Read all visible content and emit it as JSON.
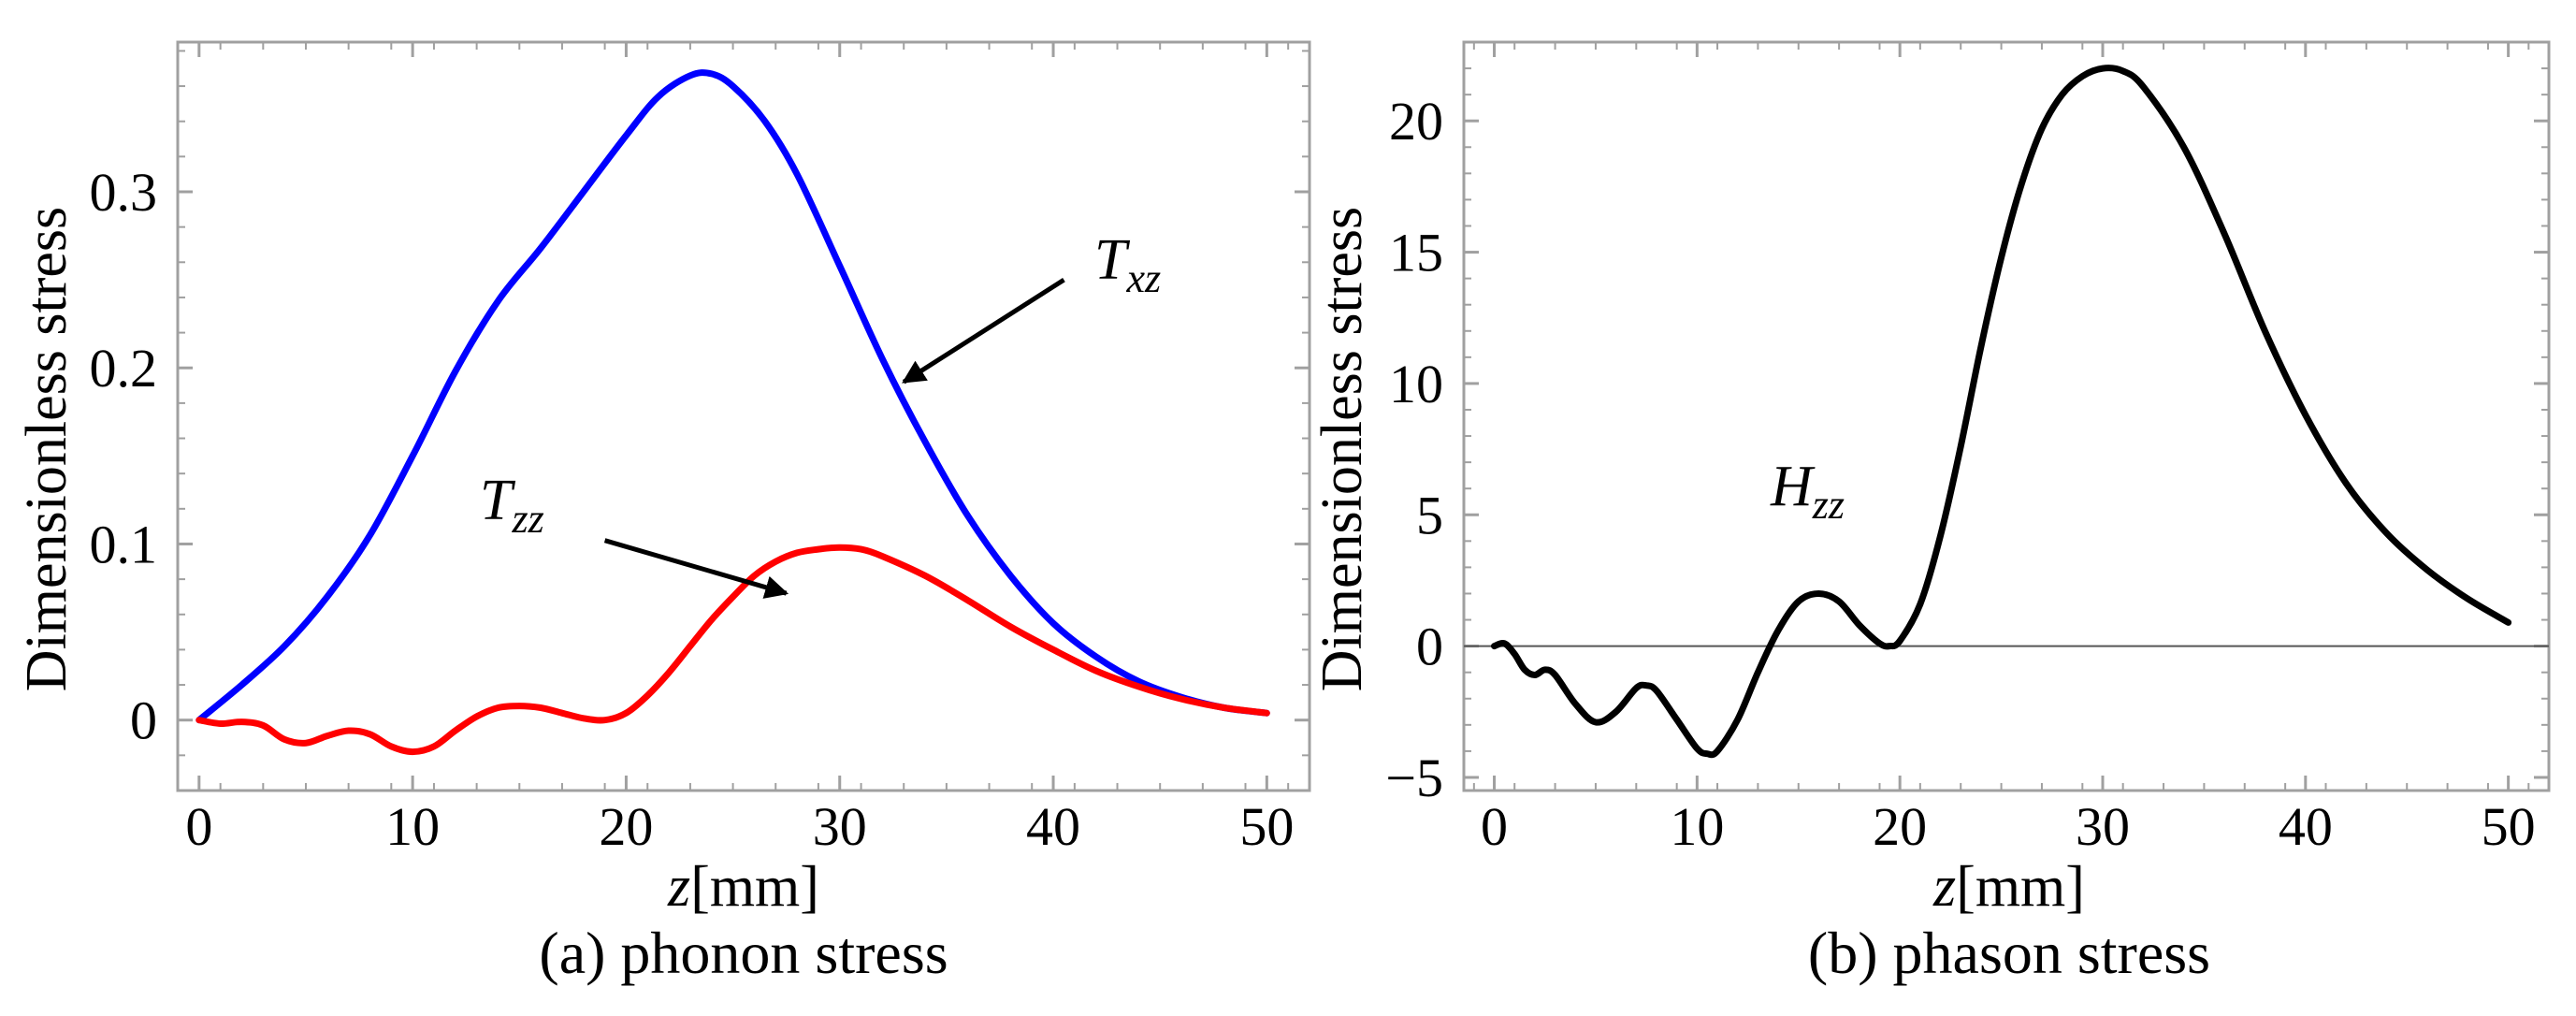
{
  "figure": {
    "captions": [
      "(a) phonon stress",
      "(b) phason stress"
    ]
  },
  "colors": {
    "txz": "#0000ff",
    "tzz": "#ff0000",
    "hzz": "#000000",
    "frame": "#a0a0a0"
  },
  "chart_data": [
    {
      "type": "line",
      "caption": "(a) phonon stress",
      "xlabel_var": "z",
      "xlabel_unit": "[mm]",
      "ylabel": "Dimensionless stress",
      "xlim": [
        -1,
        52
      ],
      "ylim": [
        -0.04,
        0.385
      ],
      "xticks": [
        0,
        10,
        20,
        30,
        40,
        50
      ],
      "yticks": [
        0,
        0.1,
        0.2,
        0.3
      ],
      "ytick_labels": [
        "0",
        "0.1",
        "0.2",
        "0.3"
      ],
      "series": [
        {
          "name": "Txz",
          "label_main": "T",
          "label_sub": "xz",
          "color": "#0000ff",
          "points": [
            [
              0,
              0
            ],
            [
              2,
              0.02
            ],
            [
              4,
              0.042
            ],
            [
              6,
              0.07
            ],
            [
              8,
              0.105
            ],
            [
              10,
              0.15
            ],
            [
              12,
              0.198
            ],
            [
              14,
              0.238
            ],
            [
              16,
              0.268
            ],
            [
              18,
              0.3
            ],
            [
              20,
              0.332
            ],
            [
              21.5,
              0.354
            ],
            [
              23,
              0.366
            ],
            [
              24,
              0.367
            ],
            [
              25,
              0.36
            ],
            [
              26.5,
              0.34
            ],
            [
              28,
              0.31
            ],
            [
              30,
              0.258
            ],
            [
              32,
              0.205
            ],
            [
              34,
              0.158
            ],
            [
              36,
              0.116
            ],
            [
              38,
              0.082
            ],
            [
              40,
              0.055
            ],
            [
              42,
              0.036
            ],
            [
              44,
              0.022
            ],
            [
              46,
              0.013
            ],
            [
              48,
              0.007
            ],
            [
              50,
              0.004
            ]
          ]
        },
        {
          "name": "Tzz",
          "label_main": "T",
          "label_sub": "zz",
          "color": "#ff0000",
          "points": [
            [
              0,
              0
            ],
            [
              1,
              -0.002
            ],
            [
              2,
              -0.001
            ],
            [
              3,
              -0.003
            ],
            [
              4,
              -0.011
            ],
            [
              5,
              -0.013
            ],
            [
              6,
              -0.009
            ],
            [
              7,
              -0.006
            ],
            [
              8,
              -0.008
            ],
            [
              9,
              -0.015
            ],
            [
              10,
              -0.018
            ],
            [
              11,
              -0.015
            ],
            [
              12,
              -0.006
            ],
            [
              13,
              0.002
            ],
            [
              14,
              0.007
            ],
            [
              15,
              0.008
            ],
            [
              16,
              0.007
            ],
            [
              17,
              0.004
            ],
            [
              18,
              0.001
            ],
            [
              19,
              0
            ],
            [
              20,
              0.004
            ],
            [
              21,
              0.014
            ],
            [
              22,
              0.027
            ],
            [
              23,
              0.042
            ],
            [
              24,
              0.057
            ],
            [
              25,
              0.07
            ],
            [
              26,
              0.082
            ],
            [
              27,
              0.09
            ],
            [
              28,
              0.095
            ],
            [
              29,
              0.097
            ],
            [
              30,
              0.098
            ],
            [
              31,
              0.097
            ],
            [
              32,
              0.093
            ],
            [
              34,
              0.082
            ],
            [
              36,
              0.068
            ],
            [
              38,
              0.053
            ],
            [
              40,
              0.04
            ],
            [
              42,
              0.028
            ],
            [
              44,
              0.019
            ],
            [
              46,
              0.012
            ],
            [
              48,
              0.007
            ],
            [
              50,
              0.004
            ]
          ]
        }
      ],
      "annotations": [
        {
          "target": "Txz",
          "label": "Txz",
          "arrow_from": [
            40.5,
            0.25
          ],
          "arrow_to": [
            33,
            0.192
          ]
        },
        {
          "target": "Tzz",
          "label": "Tzz",
          "arrow_from": [
            19,
            0.102
          ],
          "arrow_to": [
            27.5,
            0.072
          ]
        }
      ]
    },
    {
      "type": "line",
      "caption": "(b) phason stress",
      "xlabel_var": "z",
      "xlabel_unit": "[mm]",
      "ylabel": "Dimensionless stress",
      "xlim": [
        -1.5,
        52
      ],
      "ylim": [
        -5.5,
        23
      ],
      "xticks": [
        0,
        10,
        20,
        30,
        40,
        50
      ],
      "yticks": [
        -5,
        0,
        5,
        10,
        15,
        20
      ],
      "ytick_labels": [
        "−5",
        "0",
        "5",
        "10",
        "15",
        "20"
      ],
      "zero_line": true,
      "series": [
        {
          "name": "Hzz",
          "label_main": "H",
          "label_sub": "zz",
          "color": "#000000",
          "points": [
            [
              0,
              0
            ],
            [
              0.5,
              0.1
            ],
            [
              1,
              -0.3
            ],
            [
              1.5,
              -0.9
            ],
            [
              2,
              -1.1
            ],
            [
              2.5,
              -0.9
            ],
            [
              3,
              -1.1
            ],
            [
              4,
              -2.2
            ],
            [
              5,
              -2.9
            ],
            [
              6,
              -2.5
            ],
            [
              7,
              -1.6
            ],
            [
              7.5,
              -1.5
            ],
            [
              8,
              -1.7
            ],
            [
              9,
              -2.8
            ],
            [
              10,
              -3.9
            ],
            [
              10.5,
              -4.1
            ],
            [
              11,
              -4.0
            ],
            [
              12,
              -2.8
            ],
            [
              13,
              -1.0
            ],
            [
              14,
              0.6
            ],
            [
              15,
              1.7
            ],
            [
              16,
              2.0
            ],
            [
              17,
              1.7
            ],
            [
              18,
              0.8
            ],
            [
              19,
              0.1
            ],
            [
              19.5,
              0
            ],
            [
              20,
              0.2
            ],
            [
              21,
              1.6
            ],
            [
              22,
              4.2
            ],
            [
              23,
              7.6
            ],
            [
              24,
              11.4
            ],
            [
              25,
              14.8
            ],
            [
              26,
              17.6
            ],
            [
              27,
              19.7
            ],
            [
              28,
              21.0
            ],
            [
              29,
              21.7
            ],
            [
              30,
              22.0
            ],
            [
              31,
              21.9
            ],
            [
              32,
              21.3
            ],
            [
              34,
              19.0
            ],
            [
              36,
              15.7
            ],
            [
              38,
              12.0
            ],
            [
              40,
              8.8
            ],
            [
              42,
              6.2
            ],
            [
              44,
              4.3
            ],
            [
              46,
              2.9
            ],
            [
              48,
              1.8
            ],
            [
              50,
              0.9
            ]
          ]
        }
      ],
      "annotations": [
        {
          "target": "Hzz",
          "label": "Hzz",
          "arrow_from": null,
          "arrow_to": null
        }
      ]
    }
  ]
}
◆ ◆ ◆
● WRITTEN PROBLEM
Write the listing out a second time exactly, dropping all images.

● THE RESULT
Read all visible content and emit it as JSON.
{
  "figure": {
    "captions": [
      "(a) phonon stress",
      "(b) phason stress"
    ]
  },
  "colors": {
    "txz": "#0000ff",
    "tzz": "#ff0000",
    "hzz": "#000000",
    "frame": "#a0a0a0"
  },
  "chart_data": [
    {
      "type": "line",
      "caption": "(a) phonon stress",
      "xlabel_var": "z",
      "xlabel_unit": "[mm]",
      "ylabel": "Dimensionless stress",
      "xlim": [
        -1,
        52
      ],
      "ylim": [
        -0.04,
        0.385
      ],
      "xticks": [
        0,
        10,
        20,
        30,
        40,
        50
      ],
      "yticks": [
        0,
        0.1,
        0.2,
        0.3
      ],
      "ytick_labels": [
        "0",
        "0.1",
        "0.2",
        "0.3"
      ],
      "series": [
        {
          "name": "Txz",
          "label_main": "T",
          "label_sub": "xz",
          "color": "#0000ff",
          "points": [
            [
              0,
              0
            ],
            [
              2,
              0.02
            ],
            [
              4,
              0.042
            ],
            [
              6,
              0.07
            ],
            [
              8,
              0.105
            ],
            [
              10,
              0.15
            ],
            [
              12,
              0.198
            ],
            [
              14,
              0.238
            ],
            [
              16,
              0.268
            ],
            [
              18,
              0.3
            ],
            [
              20,
              0.332
            ],
            [
              21.5,
              0.354
            ],
            [
              23,
              0.366
            ],
            [
              24,
              0.367
            ],
            [
              25,
              0.36
            ],
            [
              26.5,
              0.34
            ],
            [
              28,
              0.31
            ],
            [
              30,
              0.258
            ],
            [
              32,
              0.205
            ],
            [
              34,
              0.158
            ],
            [
              36,
              0.116
            ],
            [
              38,
              0.082
            ],
            [
              40,
              0.055
            ],
            [
              42,
              0.036
            ],
            [
              44,
              0.022
            ],
            [
              46,
              0.013
            ],
            [
              48,
              0.007
            ],
            [
              50,
              0.004
            ]
          ]
        },
        {
          "name": "Tzz",
          "label_main": "T",
          "label_sub": "zz",
          "color": "#ff0000",
          "points": [
            [
              0,
              0
            ],
            [
              1,
              -0.002
            ],
            [
              2,
              -0.001
            ],
            [
              3,
              -0.003
            ],
            [
              4,
              -0.011
            ],
            [
              5,
              -0.013
            ],
            [
              6,
              -0.009
            ],
            [
              7,
              -0.006
            ],
            [
              8,
              -0.008
            ],
            [
              9,
              -0.015
            ],
            [
              10,
              -0.018
            ],
            [
              11,
              -0.015
            ],
            [
              12,
              -0.006
            ],
            [
              13,
              0.002
            ],
            [
              14,
              0.007
            ],
            [
              15,
              0.008
            ],
            [
              16,
              0.007
            ],
            [
              17,
              0.004
            ],
            [
              18,
              0.001
            ],
            [
              19,
              0
            ],
            [
              20,
              0.004
            ],
            [
              21,
              0.014
            ],
            [
              22,
              0.027
            ],
            [
              23,
              0.042
            ],
            [
              24,
              0.057
            ],
            [
              25,
              0.07
            ],
            [
              26,
              0.082
            ],
            [
              27,
              0.09
            ],
            [
              28,
              0.095
            ],
            [
              29,
              0.097
            ],
            [
              30,
              0.098
            ],
            [
              31,
              0.097
            ],
            [
              32,
              0.093
            ],
            [
              34,
              0.082
            ],
            [
              36,
              0.068
            ],
            [
              38,
              0.053
            ],
            [
              40,
              0.04
            ],
            [
              42,
              0.028
            ],
            [
              44,
              0.019
            ],
            [
              46,
              0.012
            ],
            [
              48,
              0.007
            ],
            [
              50,
              0.004
            ]
          ]
        }
      ],
      "annotations": [
        {
          "target": "Txz",
          "label": "Txz",
          "arrow_from": [
            40.5,
            0.25
          ],
          "arrow_to": [
            33,
            0.192
          ]
        },
        {
          "target": "Tzz",
          "label": "Tzz",
          "arrow_from": [
            19,
            0.102
          ],
          "arrow_to": [
            27.5,
            0.072
          ]
        }
      ]
    },
    {
      "type": "line",
      "caption": "(b) phason stress",
      "xlabel_var": "z",
      "xlabel_unit": "[mm]",
      "ylabel": "Dimensionless stress",
      "xlim": [
        -1.5,
        52
      ],
      "ylim": [
        -5.5,
        23
      ],
      "xticks": [
        0,
        10,
        20,
        30,
        40,
        50
      ],
      "yticks": [
        -5,
        0,
        5,
        10,
        15,
        20
      ],
      "ytick_labels": [
        "−5",
        "0",
        "5",
        "10",
        "15",
        "20"
      ],
      "zero_line": true,
      "series": [
        {
          "name": "Hzz",
          "label_main": "H",
          "label_sub": "zz",
          "color": "#000000",
          "points": [
            [
              0,
              0
            ],
            [
              0.5,
              0.1
            ],
            [
              1,
              -0.3
            ],
            [
              1.5,
              -0.9
            ],
            [
              2,
              -1.1
            ],
            [
              2.5,
              -0.9
            ],
            [
              3,
              -1.1
            ],
            [
              4,
              -2.2
            ],
            [
              5,
              -2.9
            ],
            [
              6,
              -2.5
            ],
            [
              7,
              -1.6
            ],
            [
              7.5,
              -1.5
            ],
            [
              8,
              -1.7
            ],
            [
              9,
              -2.8
            ],
            [
              10,
              -3.9
            ],
            [
              10.5,
              -4.1
            ],
            [
              11,
              -4.0
            ],
            [
              12,
              -2.8
            ],
            [
              13,
              -1.0
            ],
            [
              14,
              0.6
            ],
            [
              15,
              1.7
            ],
            [
              16,
              2.0
            ],
            [
              17,
              1.7
            ],
            [
              18,
              0.8
            ],
            [
              19,
              0.1
            ],
            [
              19.5,
              0
            ],
            [
              20,
              0.2
            ],
            [
              21,
              1.6
            ],
            [
              22,
              4.2
            ],
            [
              23,
              7.6
            ],
            [
              24,
              11.4
            ],
            [
              25,
              14.8
            ],
            [
              26,
              17.6
            ],
            [
              27,
              19.7
            ],
            [
              28,
              21.0
            ],
            [
              29,
              21.7
            ],
            [
              30,
              22.0
            ],
            [
              31,
              21.9
            ],
            [
              32,
              21.3
            ],
            [
              34,
              19.0
            ],
            [
              36,
              15.7
            ],
            [
              38,
              12.0
            ],
            [
              40,
              8.8
            ],
            [
              42,
              6.2
            ],
            [
              44,
              4.3
            ],
            [
              46,
              2.9
            ],
            [
              48,
              1.8
            ],
            [
              50,
              0.9
            ]
          ]
        }
      ],
      "annotations": [
        {
          "target": "Hzz",
          "label": "Hzz",
          "arrow_from": null,
          "arrow_to": null
        }
      ]
    }
  ]
}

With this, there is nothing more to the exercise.